▶ [REQUEST]
Reproduce every row below word for word, leaving each line unchanged.

-- Start PROVIDED DATA --

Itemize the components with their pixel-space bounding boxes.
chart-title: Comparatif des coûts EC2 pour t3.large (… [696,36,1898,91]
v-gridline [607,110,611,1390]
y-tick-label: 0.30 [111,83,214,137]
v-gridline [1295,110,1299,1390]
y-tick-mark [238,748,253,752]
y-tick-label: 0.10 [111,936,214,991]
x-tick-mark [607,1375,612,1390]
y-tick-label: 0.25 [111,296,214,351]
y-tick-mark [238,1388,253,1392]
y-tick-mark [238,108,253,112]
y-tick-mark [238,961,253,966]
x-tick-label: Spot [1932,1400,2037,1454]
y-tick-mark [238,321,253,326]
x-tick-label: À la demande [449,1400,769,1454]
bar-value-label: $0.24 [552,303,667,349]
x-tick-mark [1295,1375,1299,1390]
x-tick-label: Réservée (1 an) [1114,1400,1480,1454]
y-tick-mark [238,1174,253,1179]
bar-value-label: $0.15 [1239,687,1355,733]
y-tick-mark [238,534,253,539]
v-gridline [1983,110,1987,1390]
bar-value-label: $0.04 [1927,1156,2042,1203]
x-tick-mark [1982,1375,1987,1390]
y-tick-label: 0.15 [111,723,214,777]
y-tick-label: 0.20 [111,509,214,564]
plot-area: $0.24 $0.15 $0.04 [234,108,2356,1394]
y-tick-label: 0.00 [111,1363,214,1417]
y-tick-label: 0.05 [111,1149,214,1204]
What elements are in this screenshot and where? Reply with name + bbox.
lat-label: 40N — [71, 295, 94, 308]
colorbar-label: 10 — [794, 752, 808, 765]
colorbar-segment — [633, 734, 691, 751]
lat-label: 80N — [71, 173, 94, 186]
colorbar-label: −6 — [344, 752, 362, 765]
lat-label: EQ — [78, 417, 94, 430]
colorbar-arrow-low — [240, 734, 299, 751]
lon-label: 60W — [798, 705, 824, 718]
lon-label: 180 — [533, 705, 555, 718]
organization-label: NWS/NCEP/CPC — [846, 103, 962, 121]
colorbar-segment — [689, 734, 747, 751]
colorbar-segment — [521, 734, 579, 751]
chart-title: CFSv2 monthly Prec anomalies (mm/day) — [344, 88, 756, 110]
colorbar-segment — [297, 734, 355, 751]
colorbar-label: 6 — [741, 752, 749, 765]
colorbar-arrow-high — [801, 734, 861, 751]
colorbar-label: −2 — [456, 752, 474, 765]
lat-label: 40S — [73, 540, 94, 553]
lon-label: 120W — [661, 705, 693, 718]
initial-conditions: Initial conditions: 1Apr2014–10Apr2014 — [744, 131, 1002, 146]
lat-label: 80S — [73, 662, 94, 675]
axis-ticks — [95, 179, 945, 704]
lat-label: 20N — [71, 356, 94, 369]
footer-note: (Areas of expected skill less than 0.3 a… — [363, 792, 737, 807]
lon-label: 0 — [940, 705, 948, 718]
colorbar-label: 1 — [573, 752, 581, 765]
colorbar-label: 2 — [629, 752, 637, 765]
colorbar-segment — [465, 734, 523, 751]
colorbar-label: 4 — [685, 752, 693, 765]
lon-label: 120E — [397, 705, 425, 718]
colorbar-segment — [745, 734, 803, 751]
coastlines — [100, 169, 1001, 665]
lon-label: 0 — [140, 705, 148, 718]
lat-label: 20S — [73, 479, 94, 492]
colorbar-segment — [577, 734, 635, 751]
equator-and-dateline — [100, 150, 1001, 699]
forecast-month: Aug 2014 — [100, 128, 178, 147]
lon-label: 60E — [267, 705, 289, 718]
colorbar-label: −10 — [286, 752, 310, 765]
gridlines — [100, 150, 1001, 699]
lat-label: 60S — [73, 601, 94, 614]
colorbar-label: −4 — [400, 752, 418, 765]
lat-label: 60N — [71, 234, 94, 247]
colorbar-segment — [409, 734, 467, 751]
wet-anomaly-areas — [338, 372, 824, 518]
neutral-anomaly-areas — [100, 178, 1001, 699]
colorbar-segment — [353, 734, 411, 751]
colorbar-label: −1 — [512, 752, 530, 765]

-- End PROVIDED DATA --

▶ [EXPECTED ANSWER]
Itemize the components with their pixel-space bounding boxes.
chart-title: Comparatif des coûts EC2 pour t3.large (… [696,36,1898,91]
v-gridline [607,110,611,1390]
y-tick-label: 0.30 [111,83,214,137]
v-gridline [1295,110,1299,1390]
y-tick-mark [238,748,253,752]
y-tick-label: 0.10 [111,936,214,991]
x-tick-mark [607,1375,612,1390]
y-tick-label: 0.25 [111,296,214,351]
y-tick-mark [238,1388,253,1392]
y-tick-mark [238,108,253,112]
y-tick-mark [238,961,253,966]
x-tick-label: Spot [1932,1400,2037,1454]
y-tick-mark [238,321,253,326]
x-tick-label: À la demande [449,1400,769,1454]
bar-value-label: $0.24 [552,303,667,349]
x-tick-mark [1295,1375,1299,1390]
x-tick-label: Réservée (1 an) [1114,1400,1480,1454]
y-tick-mark [238,1174,253,1179]
bar-value-label: $0.15 [1239,687,1355,733]
y-tick-mark [238,534,253,539]
v-gridline [1983,110,1987,1390]
bar-value-label: $0.04 [1927,1156,2042,1203]
x-tick-mark [1982,1375,1987,1390]
y-tick-label: 0.15 [111,723,214,777]
y-tick-label: 0.20 [111,509,214,564]
plot-area: $0.24 $0.15 $0.04 [234,108,2356,1394]
y-tick-label: 0.00 [111,1363,214,1417]
y-tick-label: 0.05 [111,1149,214,1204]
What elements are in this screenshot and where? Reply with name + bbox.
lat-label: 40N — [71, 295, 94, 308]
colorbar-label: 10 — [794, 752, 808, 765]
colorbar-segment — [633, 734, 691, 751]
lat-label: 80N — [71, 173, 94, 186]
colorbar-label: −6 — [344, 752, 362, 765]
lat-label: EQ — [78, 417, 94, 430]
colorbar-arrow-low — [240, 734, 299, 751]
lon-label: 60W — [798, 705, 824, 718]
lon-label: 180 — [533, 705, 555, 718]
organization-label: NWS/NCEP/CPC — [846, 103, 962, 121]
colorbar-segment — [689, 734, 747, 751]
colorbar-segment — [521, 734, 579, 751]
chart-title: CFSv2 monthly Prec anomalies (mm/day) — [344, 88, 756, 110]
colorbar-segment — [297, 734, 355, 751]
colorbar-label: 6 — [741, 752, 749, 765]
colorbar-arrow-high — [801, 734, 861, 751]
colorbar-label: −2 — [456, 752, 474, 765]
lat-label: 40S — [73, 540, 94, 553]
lon-label: 120W — [661, 705, 693, 718]
initial-conditions: Initial conditions: 1Apr2014–10Apr2014 — [744, 131, 1002, 146]
lat-label: 80S — [73, 662, 94, 675]
axis-ticks — [95, 179, 945, 704]
lat-label: 20N — [71, 356, 94, 369]
footer-note: (Areas of expected skill less than 0.3 a… — [363, 792, 737, 807]
lon-label: 0 — [940, 705, 948, 718]
colorbar-label: 1 — [573, 752, 581, 765]
colorbar-label: 2 — [629, 752, 637, 765]
colorbar-segment — [465, 734, 523, 751]
colorbar-label: 4 — [685, 752, 693, 765]
lon-label: 120E — [397, 705, 425, 718]
colorbar-segment — [745, 734, 803, 751]
coastlines — [100, 169, 1001, 665]
lon-label: 0 — [140, 705, 148, 718]
lat-label: 20S — [73, 479, 94, 492]
colorbar-segment — [577, 734, 635, 751]
equator-and-dateline — [100, 150, 1001, 699]
forecast-month: Aug 2014 — [100, 128, 178, 147]
lon-label: 60E — [267, 705, 289, 718]
colorbar-label: −10 — [286, 752, 310, 765]
gridlines — [100, 150, 1001, 699]
lat-label: 60S — [73, 601, 94, 614]
colorbar-label: −4 — [400, 752, 418, 765]
lat-label: 60N — [71, 234, 94, 247]
colorbar-segment — [409, 734, 467, 751]
wet-anomaly-areas — [338, 372, 824, 518]
neutral-anomaly-areas — [100, 178, 1001, 699]
colorbar-segment — [353, 734, 411, 751]
colorbar-label: −1 — [512, 752, 530, 765]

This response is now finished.